WHAT TO PRODUCE:
Each entry below must be repeated word for word.

Records from a data source:
· · · · ·

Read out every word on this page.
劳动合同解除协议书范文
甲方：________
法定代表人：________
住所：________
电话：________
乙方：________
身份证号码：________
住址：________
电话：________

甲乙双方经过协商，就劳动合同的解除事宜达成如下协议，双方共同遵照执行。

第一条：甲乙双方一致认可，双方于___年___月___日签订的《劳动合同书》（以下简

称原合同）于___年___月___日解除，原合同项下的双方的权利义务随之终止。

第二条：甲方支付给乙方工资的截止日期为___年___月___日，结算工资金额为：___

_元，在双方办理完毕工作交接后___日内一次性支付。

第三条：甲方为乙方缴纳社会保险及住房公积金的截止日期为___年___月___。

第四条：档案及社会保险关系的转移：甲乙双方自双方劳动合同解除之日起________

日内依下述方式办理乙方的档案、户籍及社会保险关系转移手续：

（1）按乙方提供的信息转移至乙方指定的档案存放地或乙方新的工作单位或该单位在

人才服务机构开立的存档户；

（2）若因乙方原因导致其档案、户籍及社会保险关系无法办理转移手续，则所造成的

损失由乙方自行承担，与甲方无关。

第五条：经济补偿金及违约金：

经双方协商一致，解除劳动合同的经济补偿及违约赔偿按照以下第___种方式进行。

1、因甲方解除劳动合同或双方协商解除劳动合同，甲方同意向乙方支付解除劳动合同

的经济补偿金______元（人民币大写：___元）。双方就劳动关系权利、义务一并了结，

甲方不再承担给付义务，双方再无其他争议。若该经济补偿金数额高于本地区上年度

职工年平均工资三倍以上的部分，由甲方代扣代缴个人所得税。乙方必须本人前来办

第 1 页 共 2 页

· · · · ·

ANSWER TO THE PROBLEM:
Read out every word on this page.
劳动合同解除协议书范文
甲方：________
法定代表人：________
住所：________
电话：________
乙方：________
身份证号码：________
住址：________
电话：________

甲乙双方经过协商，就劳动合同的解除事宜达成如下协议，双方共同遵照执行。

第一条：甲乙双方一致认可，双方于___年___月___日签订的《劳动合同书》（以下简

称原合同）于___年___月___日解除，原合同项下的双方的权利义务随之终止。

第二条：甲方支付给乙方工资的截止日期为___年___月___日，结算工资金额为：___

_元，在双方办理完毕工作交接后___日内一次性支付。

第三条：甲方为乙方缴纳社会保险及住房公积金的截止日期为___年___月___。

第四条：档案及社会保险关系的转移：甲乙双方自双方劳动合同解除之日起________

日内依下述方式办理乙方的档案、户籍及社会保险关系转移手续：

（1）按乙方提供的信息转移至乙方指定的档案存放地或乙方新的工作单位或该单位在

人才服务机构开立的存档户；

（2）若因乙方原因导致其档案、户籍及社会保险关系无法办理转移手续，则所造成的

损失由乙方自行承担，与甲方无关。

第五条：经济补偿金及违约金：

经双方协商一致，解除劳动合同的经济补偿及违约赔偿按照以下第___种方式进行。

1、因甲方解除劳动合同或双方协商解除劳动合同，甲方同意向乙方支付解除劳动合同

的经济补偿金______元（人民币大写：___元）。双方就劳动关系权利、义务一并了结，

甲方不再承担给付义务，双方再无其他争议。若该经济补偿金数额高于本地区上年度

职工年平均工资三倍以上的部分，由甲方代扣代缴个人所得税。乙方必须本人前来办

第 1 页 共 2 页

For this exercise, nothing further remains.